• EXERCICE ÉCRIT 1: Mettez à jour le portrait de l'artiste toulousain : recopiez-en le passage allant de "Barbu et volontiers" jusqu'à "députés et ministres." inclus, en remplaçant "infatigable" par "inlassable".
• EXERCICE ÉCRIT 2: Les affirmations suivantes concordent-elles avec le portrait de l'artiste toulousain ? Répondez par oui ou non pour chacune, en citant les mots décisifs du texte. (a) Selon le journaliste du New York Times, l'homme porte un pince-nez. (b) L'homme déteste faire des discours. (c) Interrogé sur sa peinture favorite, il désigne sa dernière toile achevée.

• SECTION DE TEXTE:

Très fier de ses origines toulousaines - "Tout le monde ne peut pas être de Toulouse ... ou en revenir !"- l'homme était jovial, talentueux et pour par une joie de vivre et une ambition qui le caractérisent. En visite dans son atelier de Pigalle, un vrai repère oriental baigné d'une lumière crépusculaire même en plein jour, un journaliste du New York Times écrit "Il est assez petit de tailler, grassouillet et de teint clair, sans barbe ni moustache, et il porte un pince-nez. L'homme est loquace, et sa conversation s'anime rapidement [...] avec la voix chaude et dorée qui est l'apanage d'un méridional" (1). On apprécie son naturel "latin", ses yeux vifs et mobiles, sa bonhomie et sa gaieté. "Rien en lui d'apprêté, de théatral ; simple d'allures, il a l'accueil bienveillant qui met tout de suite à l'aise. Les yeux flambent, le front, très grand, vit et pense ; la physionomie est brûlée d'enthousiasme, dévorée par de viriles et grandioses ambitions d'Art." (2)
Barbu et volontiers blagueur, Ben, comme l'appelle ses amis, brosse en chantant ses plus grandes toiles, c'est un travailleur infatigable qui réplique avec humour à celui qui lui demande quelle est sa peinture favorite "ma prochaine, toujours la prochaine !!" (3) Mais c'est aussi un homme du monde, qui fait merveille dans les salons, brillant causeur, soigné, rasé de frais, il aime faire des discours et est comme un poisson dans l'eau au milieu des "officiels". Son atelier est le rendez-vous des artistes, écrivains, députés et ministres.

• LIGNES FOURNIES:
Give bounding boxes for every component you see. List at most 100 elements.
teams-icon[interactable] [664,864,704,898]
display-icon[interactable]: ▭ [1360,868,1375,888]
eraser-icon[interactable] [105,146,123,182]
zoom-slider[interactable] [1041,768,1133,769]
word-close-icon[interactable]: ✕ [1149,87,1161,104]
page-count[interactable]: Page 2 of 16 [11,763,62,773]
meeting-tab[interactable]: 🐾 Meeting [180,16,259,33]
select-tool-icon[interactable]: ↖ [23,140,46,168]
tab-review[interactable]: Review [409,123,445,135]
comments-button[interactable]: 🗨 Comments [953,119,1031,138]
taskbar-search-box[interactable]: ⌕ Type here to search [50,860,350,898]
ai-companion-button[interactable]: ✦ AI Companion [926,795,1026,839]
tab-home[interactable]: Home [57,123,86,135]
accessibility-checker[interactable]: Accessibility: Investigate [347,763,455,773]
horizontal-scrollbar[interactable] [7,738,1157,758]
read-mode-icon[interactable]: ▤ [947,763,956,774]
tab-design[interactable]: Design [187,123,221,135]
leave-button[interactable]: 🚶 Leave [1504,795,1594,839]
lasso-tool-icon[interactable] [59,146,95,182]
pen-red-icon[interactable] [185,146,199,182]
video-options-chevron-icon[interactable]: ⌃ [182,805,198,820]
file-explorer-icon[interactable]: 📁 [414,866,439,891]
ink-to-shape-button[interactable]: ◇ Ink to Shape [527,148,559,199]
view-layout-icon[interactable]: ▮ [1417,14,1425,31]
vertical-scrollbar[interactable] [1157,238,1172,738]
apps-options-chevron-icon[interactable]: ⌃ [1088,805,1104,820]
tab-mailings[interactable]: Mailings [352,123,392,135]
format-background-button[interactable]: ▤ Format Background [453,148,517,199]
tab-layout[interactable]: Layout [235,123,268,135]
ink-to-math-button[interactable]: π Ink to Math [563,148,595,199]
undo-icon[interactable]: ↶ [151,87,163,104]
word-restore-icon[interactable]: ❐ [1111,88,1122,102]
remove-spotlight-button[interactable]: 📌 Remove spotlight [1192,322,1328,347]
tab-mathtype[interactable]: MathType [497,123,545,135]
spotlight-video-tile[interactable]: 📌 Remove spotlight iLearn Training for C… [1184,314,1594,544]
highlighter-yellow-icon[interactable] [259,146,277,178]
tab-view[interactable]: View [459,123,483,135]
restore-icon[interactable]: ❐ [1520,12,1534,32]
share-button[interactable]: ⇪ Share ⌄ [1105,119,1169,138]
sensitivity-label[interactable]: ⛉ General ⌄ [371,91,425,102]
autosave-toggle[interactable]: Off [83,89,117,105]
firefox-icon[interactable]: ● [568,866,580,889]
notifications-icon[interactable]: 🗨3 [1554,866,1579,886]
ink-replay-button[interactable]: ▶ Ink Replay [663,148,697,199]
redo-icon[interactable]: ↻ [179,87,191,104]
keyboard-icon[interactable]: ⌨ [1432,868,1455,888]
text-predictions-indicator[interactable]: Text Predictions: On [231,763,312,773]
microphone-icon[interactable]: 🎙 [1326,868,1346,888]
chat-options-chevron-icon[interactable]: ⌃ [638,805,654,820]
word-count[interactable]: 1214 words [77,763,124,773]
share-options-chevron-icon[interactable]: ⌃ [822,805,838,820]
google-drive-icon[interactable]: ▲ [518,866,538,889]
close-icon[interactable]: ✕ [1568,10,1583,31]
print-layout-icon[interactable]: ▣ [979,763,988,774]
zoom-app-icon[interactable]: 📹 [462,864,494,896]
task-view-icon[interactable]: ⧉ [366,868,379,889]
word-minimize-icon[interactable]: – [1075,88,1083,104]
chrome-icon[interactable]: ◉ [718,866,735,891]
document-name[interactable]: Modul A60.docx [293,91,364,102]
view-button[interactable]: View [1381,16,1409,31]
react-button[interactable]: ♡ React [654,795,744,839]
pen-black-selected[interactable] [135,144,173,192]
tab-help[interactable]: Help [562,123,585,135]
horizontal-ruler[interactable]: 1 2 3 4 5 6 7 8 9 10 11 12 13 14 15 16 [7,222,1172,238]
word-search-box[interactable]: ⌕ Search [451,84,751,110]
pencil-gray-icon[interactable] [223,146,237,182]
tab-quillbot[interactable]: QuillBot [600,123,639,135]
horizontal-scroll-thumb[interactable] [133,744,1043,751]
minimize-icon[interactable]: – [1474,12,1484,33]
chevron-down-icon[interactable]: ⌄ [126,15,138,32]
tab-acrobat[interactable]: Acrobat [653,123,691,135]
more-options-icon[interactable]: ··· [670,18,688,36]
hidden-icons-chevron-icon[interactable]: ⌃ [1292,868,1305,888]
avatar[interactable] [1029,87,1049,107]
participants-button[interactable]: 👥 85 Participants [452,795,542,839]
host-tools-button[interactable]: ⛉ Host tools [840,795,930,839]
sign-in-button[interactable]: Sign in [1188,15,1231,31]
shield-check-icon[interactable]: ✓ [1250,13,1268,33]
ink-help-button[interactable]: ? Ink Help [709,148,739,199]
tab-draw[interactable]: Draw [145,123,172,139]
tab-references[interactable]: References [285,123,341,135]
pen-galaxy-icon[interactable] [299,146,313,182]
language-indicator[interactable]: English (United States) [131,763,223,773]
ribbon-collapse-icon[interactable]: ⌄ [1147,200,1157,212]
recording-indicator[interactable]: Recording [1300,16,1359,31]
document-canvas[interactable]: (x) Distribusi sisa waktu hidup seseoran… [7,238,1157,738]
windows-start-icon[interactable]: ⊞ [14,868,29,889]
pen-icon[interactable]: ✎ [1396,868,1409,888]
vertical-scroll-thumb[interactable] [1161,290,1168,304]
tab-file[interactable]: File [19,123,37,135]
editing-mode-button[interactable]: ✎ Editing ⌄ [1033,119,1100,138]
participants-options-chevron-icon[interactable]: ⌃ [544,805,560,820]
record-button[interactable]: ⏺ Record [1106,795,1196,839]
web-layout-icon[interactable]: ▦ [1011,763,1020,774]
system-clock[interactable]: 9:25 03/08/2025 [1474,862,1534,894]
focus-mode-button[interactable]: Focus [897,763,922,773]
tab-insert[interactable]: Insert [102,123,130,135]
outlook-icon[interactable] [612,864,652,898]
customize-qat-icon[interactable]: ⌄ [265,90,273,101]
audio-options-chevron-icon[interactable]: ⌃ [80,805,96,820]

• RÉPONSE 1:
Barbu et volontiers blagueur, Ben, comme l'appelle ses amis, brosse en chantant ses plus grandes toiles, c'est un travailleur inlassable qui réplique avec humour à celui qui lui demande quelle est sa peinture favorite "ma prochaine, toujours la prochaine !!" (3) Mais c'est aussi un homme du monde, qui fait merveille dans les salons, brillant causeur, soigné, rasé de frais, il aime faire des discours et est comme un poisson dans l'eau au milieu des "officiels". Son atelier est le rendez-vous des artistes, écrivains, députés et ministres.

• RÉPONSE 2:
(a) Oui : « il porte un pince-nez ».
(b) Non : « il aime faire des discours ».
(c) Non : « ma prochaine, toujours la prochaine !! ».